** Work to complete **
Output the records exactly as they appear, with no pictures included.

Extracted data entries
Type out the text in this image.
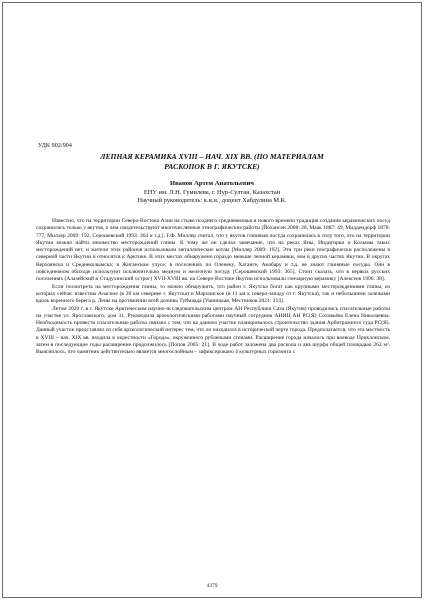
УДК 902/904
ЛЕПНАЯ КЕРАМИКА XVIII – НАЧ. XIX ВВ. (ПО МАТЕРИАЛАМ
РАСКОПОК В Г. ЯКУТСКЕ)
Иванов Артем Анатольевич
ЕНУ им. Л.Н. Гумилева, г. Нур-Султан, Казахстан
Научный руководитель: к.и.н., доцент Хабдулина М.К.

Известно, что на территории Северо-Востока Азии на стыке позднего средневековья и нового времени традиция создания керамических посуд сохранилась только у якутов, о чем свидетельствуют многочисленные этнографические работы [Йохансен 2008: 28, Маак 1887: 49, Миддендорф 1878: 777, Миллер 2009: 192, Серошевский 1993: 364 и т.д.]. Г.Ф. Миллер считал, что у якутов глиняная посуда сохранилась в силу того, что на территории Якутии можно найти множество месторождений глины. К тому же он сделал замечание, что на реках Яны, Индигирки и Колымы таких месторождений нет, и жители этих районов использовали металлические котлы [Миллер 2009: 192]. Эти три реки географически расположены в северной части Якутии и относятся к Арктике. В этих местах обнаружено гораздо меньше лепной керамики, чем в других частях Якутии. В округах Верхоянска и Среднеколымска; в Жиганском улусе; в поселениях по Оленеку, Хатанге, Анабару и т.д. не знают глиняные посуды. Они в повседневном обиходе используют исключительно медную и железную посуду [Серошевский 1993: 365]. Стоит сказать, что в первых русских поселениях (Алазейский и Стадухинский острог) XVII-XVIII вв. на Северо-Востоке Якутии использовали гончарную керамику [Алексеев 1996: 38].

Если посмотреть на месторождения глины, то можно обнаружить, что район г. Якутска богат как крупными месторождениями глины, из которых сейчас известны Аласное (в 28 км севернее г. Якутска) и Мархинское (в 11 км к северо-западу от г. Якутска), так и небольшими залежами вдоль коренного берега р. Лены на протяжении всей долины Туймаада [Ушницкая, Местников 2021: 214].

Летом 2020 г. в г. Якутске Арктическим научно-исследовательским центром АН Республики Саха (Якутия) проводились спасательные работы на участке ул. Ярославского, дом 31. Руководила археологическими работами научный сотрудник АНИЦ АН РС(Я) Соловьёва Елена Николаевна. Необходимость провести спасательные работы связано с тем, что на данном участке планировалось строительство здания Арбитражного суда РС(Я). Данный участок представлял из себя археологический интерес тем, что он находился в исторической черте города. Предполагается, что эта местность в XVIII – нач. XIX вв. входила в окрестности «Города», окруженного рублеными стенами. Расширение города началось при воеводе Приклонском, затем в последующие годы расширение продолжилось [Попов 2005: 21]. В ходе работ заложена два раскопа и два шурфа общей площадью 262 м². Выяснилось, что памятник действительно является многослойным – зафиксировано 4 культурных горизонта с

4379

** Exercise answer **
Type out the text in this image.
УДК 902/904
ЛЕПНАЯ КЕРАМИКА XVIII – НАЧ. XIX ВВ. (ПО МАТЕРИАЛАМ
РАСКОПОК В Г. ЯКУТСКЕ)
Иванов Артем Анатольевич
ЕНУ им. Л.Н. Гумилева, г. Нур-Султан, Казахстан
Научный руководитель: к.и.н., доцент Хабдулина М.К.

Известно, что на территории Северо-Востока Азии на стыке позднего средневековья и нового времени традиция создания керамических посуд сохранилась только у якутов, о чем свидетельствуют многочисленные этнографические работы [Йохансен 2008: 28, Маак 1887: 49, Миддендорф 1878: 777, Миллер 2009: 192, Серошевский 1993: 364 и т.д.]. Г.Ф. Миллер считал, что у якутов глиняная посуда сохранилась в силу того, что на территории Якутии можно найти множество месторождений глины. К тому же он сделал замечание, что на реках Яны, Индигирки и Колымы таких месторождений нет, и жители этих районов использовали металлические котлы [Миллер 2009: 192]. Эти три реки географически расположены в северной части Якутии и относятся к Арктике. В этих местах обнаружено гораздо меньше лепной керамики, чем в других частях Якутии. В округах Верхоянска и Среднеколымска; в Жиганском улусе; в поселениях по Оленеку, Хатанге, Анабару и т.д. не знают глиняные посуды. Они в повседневном обиходе используют исключительно медную и железную посуду [Серошевский 1993: 365]. Стоит сказать, что в первых русских поселениях (Алазейский и Стадухинский острог) XVII-XVIII вв. на Северо-Востоке Якутии использовали гончарную керамику [Алексеев 1996: 38].

Если посмотреть на месторождения глины, то можно обнаружить, что район г. Якутска богат как крупными месторождениями глины, из которых сейчас известны Аласное (в 28 км севернее г. Якутска) и Мархинское (в 11 км к северо-западу от г. Якутска), так и небольшими залежами вдоль коренного берега р. Лены на протяжении всей долины Туймаада [Ушницкая, Местников 2021: 214].

Летом 2020 г. в г. Якутске Арктическим научно-исследовательским центром АН Республики Саха (Якутия) проводились спасательные работы на участке ул. Ярославского, дом 31. Руководила археологическими работами научный сотрудник АНИЦ АН РС(Я) Соловьёва Елена Николаевна. Необходимость провести спасательные работы связано с тем, что на данном участке планировалось строительство здания Арбитражного суда РС(Я). Данный участок представлял из себя археологический интерес тем, что он находился в исторической черте города. Предполагается, что эта местность в XVIII – нач. XIX вв. входила в окрестности «Города», окруженного рублеными стенами. Расширение города началось при воеводе Приклонском, затем в последующие годы расширение продолжилось [Попов 2005: 21]. В ходе работ заложена два раскопа и два шурфа общей площадью 262 м². Выяснилось, что памятник действительно является многослойным – зафиксировано 4 культурных горизонта с

4379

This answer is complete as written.